DIRECTIONS:
Print the data exactly, leaving nothing out.

PROVIDED INFORMATION:
◇ ◇ ◇

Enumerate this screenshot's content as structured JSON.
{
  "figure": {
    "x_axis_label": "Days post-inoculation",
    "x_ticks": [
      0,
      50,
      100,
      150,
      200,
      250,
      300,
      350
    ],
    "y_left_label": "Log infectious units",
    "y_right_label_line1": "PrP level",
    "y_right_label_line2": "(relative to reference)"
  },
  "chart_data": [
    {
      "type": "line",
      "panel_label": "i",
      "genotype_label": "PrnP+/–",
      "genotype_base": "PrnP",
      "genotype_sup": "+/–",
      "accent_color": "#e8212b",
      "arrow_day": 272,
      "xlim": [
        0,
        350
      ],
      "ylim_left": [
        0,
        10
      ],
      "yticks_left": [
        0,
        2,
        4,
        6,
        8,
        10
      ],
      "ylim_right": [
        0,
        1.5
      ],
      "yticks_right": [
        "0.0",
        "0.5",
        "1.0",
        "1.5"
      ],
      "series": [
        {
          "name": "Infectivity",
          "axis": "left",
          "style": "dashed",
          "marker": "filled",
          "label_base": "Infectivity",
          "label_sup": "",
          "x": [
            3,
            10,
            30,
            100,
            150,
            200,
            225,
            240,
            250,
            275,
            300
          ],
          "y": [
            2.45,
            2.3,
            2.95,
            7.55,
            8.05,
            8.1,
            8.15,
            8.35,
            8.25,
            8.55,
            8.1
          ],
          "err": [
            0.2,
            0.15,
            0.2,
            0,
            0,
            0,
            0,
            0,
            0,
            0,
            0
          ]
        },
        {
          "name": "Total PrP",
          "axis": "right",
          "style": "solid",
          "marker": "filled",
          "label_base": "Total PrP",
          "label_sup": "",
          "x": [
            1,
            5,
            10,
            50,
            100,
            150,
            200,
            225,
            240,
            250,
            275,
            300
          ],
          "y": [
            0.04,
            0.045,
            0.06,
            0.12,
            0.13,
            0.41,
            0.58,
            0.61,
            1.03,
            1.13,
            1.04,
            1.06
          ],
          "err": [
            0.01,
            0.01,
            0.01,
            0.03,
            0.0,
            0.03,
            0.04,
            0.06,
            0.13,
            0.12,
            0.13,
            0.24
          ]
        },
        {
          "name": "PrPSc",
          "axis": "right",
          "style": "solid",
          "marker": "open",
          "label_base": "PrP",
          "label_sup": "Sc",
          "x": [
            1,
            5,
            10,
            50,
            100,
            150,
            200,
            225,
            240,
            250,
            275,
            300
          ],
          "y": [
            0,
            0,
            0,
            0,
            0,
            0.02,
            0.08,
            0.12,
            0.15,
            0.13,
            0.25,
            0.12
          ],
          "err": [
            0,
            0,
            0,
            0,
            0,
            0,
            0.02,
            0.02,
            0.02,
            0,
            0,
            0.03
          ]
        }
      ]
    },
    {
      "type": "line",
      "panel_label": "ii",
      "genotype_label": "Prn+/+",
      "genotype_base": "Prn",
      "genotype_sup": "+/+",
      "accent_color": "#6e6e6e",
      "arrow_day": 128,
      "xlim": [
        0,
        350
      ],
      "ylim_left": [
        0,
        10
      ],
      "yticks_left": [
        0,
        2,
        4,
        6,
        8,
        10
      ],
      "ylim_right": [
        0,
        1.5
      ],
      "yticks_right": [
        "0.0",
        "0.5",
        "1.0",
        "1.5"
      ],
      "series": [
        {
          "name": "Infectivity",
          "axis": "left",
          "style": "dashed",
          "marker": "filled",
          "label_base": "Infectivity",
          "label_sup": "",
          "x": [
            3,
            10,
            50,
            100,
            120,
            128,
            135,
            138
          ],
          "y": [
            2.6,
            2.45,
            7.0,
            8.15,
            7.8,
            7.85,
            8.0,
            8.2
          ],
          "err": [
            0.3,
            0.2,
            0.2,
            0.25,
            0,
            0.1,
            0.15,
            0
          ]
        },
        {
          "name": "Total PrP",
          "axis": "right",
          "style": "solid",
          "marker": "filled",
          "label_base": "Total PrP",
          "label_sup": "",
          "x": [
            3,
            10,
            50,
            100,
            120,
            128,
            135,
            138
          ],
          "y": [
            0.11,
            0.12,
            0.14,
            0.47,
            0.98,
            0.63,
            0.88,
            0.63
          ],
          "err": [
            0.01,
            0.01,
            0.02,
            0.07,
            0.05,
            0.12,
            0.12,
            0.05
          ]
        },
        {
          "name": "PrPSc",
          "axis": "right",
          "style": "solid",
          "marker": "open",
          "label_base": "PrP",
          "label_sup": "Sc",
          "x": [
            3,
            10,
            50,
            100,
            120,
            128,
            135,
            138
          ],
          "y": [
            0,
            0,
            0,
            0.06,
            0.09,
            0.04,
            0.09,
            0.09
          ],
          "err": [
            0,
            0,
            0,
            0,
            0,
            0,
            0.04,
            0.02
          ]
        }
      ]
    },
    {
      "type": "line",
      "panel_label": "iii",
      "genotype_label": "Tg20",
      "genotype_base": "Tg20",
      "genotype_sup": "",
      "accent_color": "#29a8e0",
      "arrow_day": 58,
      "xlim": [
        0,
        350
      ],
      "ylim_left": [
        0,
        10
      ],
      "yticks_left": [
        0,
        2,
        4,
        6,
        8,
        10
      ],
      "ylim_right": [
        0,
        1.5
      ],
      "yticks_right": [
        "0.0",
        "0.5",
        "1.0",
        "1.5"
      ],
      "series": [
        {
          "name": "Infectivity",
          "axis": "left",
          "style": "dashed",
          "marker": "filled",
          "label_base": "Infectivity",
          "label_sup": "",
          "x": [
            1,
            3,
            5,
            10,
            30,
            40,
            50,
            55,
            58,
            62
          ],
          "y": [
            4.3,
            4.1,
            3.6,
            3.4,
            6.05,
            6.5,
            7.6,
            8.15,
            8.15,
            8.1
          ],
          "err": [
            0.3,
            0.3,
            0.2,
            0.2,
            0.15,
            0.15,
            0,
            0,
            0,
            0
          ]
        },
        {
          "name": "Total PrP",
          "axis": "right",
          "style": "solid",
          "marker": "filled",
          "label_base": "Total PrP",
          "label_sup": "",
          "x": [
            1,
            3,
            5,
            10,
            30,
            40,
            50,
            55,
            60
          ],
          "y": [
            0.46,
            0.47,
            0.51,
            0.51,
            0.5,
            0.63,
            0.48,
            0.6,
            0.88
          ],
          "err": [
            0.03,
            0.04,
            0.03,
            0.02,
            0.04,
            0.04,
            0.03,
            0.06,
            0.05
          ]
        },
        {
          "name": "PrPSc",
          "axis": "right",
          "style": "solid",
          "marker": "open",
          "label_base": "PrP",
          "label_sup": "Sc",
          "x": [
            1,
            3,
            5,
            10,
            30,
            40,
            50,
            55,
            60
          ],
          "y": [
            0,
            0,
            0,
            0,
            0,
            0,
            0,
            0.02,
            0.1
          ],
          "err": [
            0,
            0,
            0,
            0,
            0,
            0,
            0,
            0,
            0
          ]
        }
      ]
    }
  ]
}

◇ ◇ ◇

TASK RESULT:
Enumerate this screenshot's content as structured JSON.
{
  "figure": {
    "x_axis_label": "Days post-inoculation",
    "x_ticks": [
      0,
      50,
      100,
      150,
      200,
      250,
      300,
      350
    ],
    "y_left_label": "Log infectious units",
    "y_right_label_line1": "PrP level",
    "y_right_label_line2": "(relative to reference)"
  },
  "chart_data": [
    {
      "type": "line",
      "panel_label": "i",
      "genotype_label": "PrnP+/–",
      "genotype_base": "PrnP",
      "genotype_sup": "+/–",
      "accent_color": "#e8212b",
      "arrow_day": 272,
      "xlim": [
        0,
        350
      ],
      "ylim_left": [
        0,
        10
      ],
      "yticks_left": [
        0,
        2,
        4,
        6,
        8,
        10
      ],
      "ylim_right": [
        0,
        1.5
      ],
      "yticks_right": [
        "0.0",
        "0.5",
        "1.0",
        "1.5"
      ],
      "series": [
        {
          "name": "Infectivity",
          "axis": "left",
          "style": "dashed",
          "marker": "filled",
          "label_base": "Infectivity",
          "label_sup": "",
          "x": [
            3,
            10,
            30,
            100,
            150,
            200,
            225,
            240,
            250,
            275,
            300
          ],
          "y": [
            2.45,
            2.3,
            2.95,
            7.55,
            8.05,
            8.1,
            8.15,
            8.35,
            8.25,
            8.55,
            8.1
          ],
          "err": [
            0.2,
            0.15,
            0.2,
            0,
            0,
            0,
            0,
            0,
            0,
            0,
            0
          ]
        },
        {
          "name": "Total PrP",
          "axis": "right",
          "style": "solid",
          "marker": "filled",
          "label_base": "Total PrP",
          "label_sup": "",
          "x": [
            1,
            5,
            10,
            50,
            100,
            150,
            200,
            225,
            240,
            250,
            275,
            300
          ],
          "y": [
            0.04,
            0.045,
            0.06,
            0.12,
            0.13,
            0.41,
            0.58,
            0.61,
            1.03,
            1.13,
            1.04,
            1.06
          ],
          "err": [
            0.01,
            0.01,
            0.01,
            0.03,
            0.0,
            0.03,
            0.04,
            0.06,
            0.13,
            0.12,
            0.13,
            0.24
          ]
        },
        {
          "name": "PrPSc",
          "axis": "right",
          "style": "solid",
          "marker": "open",
          "label_base": "PrP",
          "label_sup": "Sc",
          "x": [
            1,
            5,
            10,
            50,
            100,
            150,
            200,
            225,
            240,
            250,
            275,
            300
          ],
          "y": [
            0,
            0,
            0,
            0,
            0,
            0.02,
            0.08,
            0.12,
            0.15,
            0.13,
            0.25,
            0.12
          ],
          "err": [
            0,
            0,
            0,
            0,
            0,
            0,
            0.02,
            0.02,
            0.02,
            0,
            0,
            0.03
          ]
        }
      ]
    },
    {
      "type": "line",
      "panel_label": "ii",
      "genotype_label": "Prn+/+",
      "genotype_base": "Prn",
      "genotype_sup": "+/+",
      "accent_color": "#6e6e6e",
      "arrow_day": 128,
      "xlim": [
        0,
        350
      ],
      "ylim_left": [
        0,
        10
      ],
      "yticks_left": [
        0,
        2,
        4,
        6,
        8,
        10
      ],
      "ylim_right": [
        0,
        1.5
      ],
      "yticks_right": [
        "0.0",
        "0.5",
        "1.0",
        "1.5"
      ],
      "series": [
        {
          "name": "Infectivity",
          "axis": "left",
          "style": "dashed",
          "marker": "filled",
          "label_base": "Infectivity",
          "label_sup": "",
          "x": [
            3,
            10,
            50,
            100,
            120,
            128,
            135,
            138
          ],
          "y": [
            2.6,
            2.45,
            7.0,
            8.15,
            7.8,
            7.85,
            8.0,
            8.2
          ],
          "err": [
            0.3,
            0.2,
            0.2,
            0.25,
            0,
            0.1,
            0.15,
            0
          ]
        },
        {
          "name": "Total PrP",
          "axis": "right",
          "style": "solid",
          "marker": "filled",
          "label_base": "Total PrP",
          "label_sup": "",
          "x": [
            3,
            10,
            50,
            100,
            120,
            128,
            135,
            138
          ],
          "y": [
            0.11,
            0.12,
            0.14,
            0.47,
            0.98,
            0.63,
            0.88,
            0.63
          ],
          "err": [
            0.01,
            0.01,
            0.02,
            0.07,
            0.05,
            0.12,
            0.12,
            0.05
          ]
        },
        {
          "name": "PrPSc",
          "axis": "right",
          "style": "solid",
          "marker": "open",
          "label_base": "PrP",
          "label_sup": "Sc",
          "x": [
            3,
            10,
            50,
            100,
            120,
            128,
            135,
            138
          ],
          "y": [
            0,
            0,
            0,
            0.06,
            0.09,
            0.04,
            0.09,
            0.09
          ],
          "err": [
            0,
            0,
            0,
            0,
            0,
            0,
            0.04,
            0.02
          ]
        }
      ]
    },
    {
      "type": "line",
      "panel_label": "iii",
      "genotype_label": "Tg20",
      "genotype_base": "Tg20",
      "genotype_sup": "",
      "accent_color": "#29a8e0",
      "arrow_day": 58,
      "xlim": [
        0,
        350
      ],
      "ylim_left": [
        0,
        10
      ],
      "yticks_left": [
        0,
        2,
        4,
        6,
        8,
        10
      ],
      "ylim_right": [
        0,
        1.5
      ],
      "yticks_right": [
        "0.0",
        "0.5",
        "1.0",
        "1.5"
      ],
      "series": [
        {
          "name": "Infectivity",
          "axis": "left",
          "style": "dashed",
          "marker": "filled",
          "label_base": "Infectivity",
          "label_sup": "",
          "x": [
            1,
            3,
            5,
            10,
            30,
            40,
            50,
            55,
            58,
            62
          ],
          "y": [
            4.3,
            4.1,
            3.6,
            3.4,
            6.05,
            6.5,
            7.6,
            8.15,
            8.15,
            8.1
          ],
          "err": [
            0.3,
            0.3,
            0.2,
            0.2,
            0.15,
            0.15,
            0,
            0,
            0,
            0
          ]
        },
        {
          "name": "Total PrP",
          "axis": "right",
          "style": "solid",
          "marker": "filled",
          "label_base": "Total PrP",
          "label_sup": "",
          "x": [
            1,
            3,
            5,
            10,
            30,
            40,
            50,
            55,
            60
          ],
          "y": [
            0.46,
            0.47,
            0.51,
            0.51,
            0.5,
            0.63,
            0.48,
            0.6,
            0.88
          ],
          "err": [
            0.03,
            0.04,
            0.03,
            0.02,
            0.04,
            0.04,
            0.03,
            0.06,
            0.05
          ]
        },
        {
          "name": "PrPSc",
          "axis": "right",
          "style": "solid",
          "marker": "open",
          "label_base": "PrP",
          "label_sup": "Sc",
          "x": [
            1,
            3,
            5,
            10,
            30,
            40,
            50,
            55,
            60
          ],
          "y": [
            0,
            0,
            0,
            0,
            0,
            0,
            0,
            0.02,
            0.1
          ],
          "err": [
            0,
            0,
            0,
            0,
            0,
            0,
            0,
            0,
            0
          ]
        }
      ]
    }
  ]
}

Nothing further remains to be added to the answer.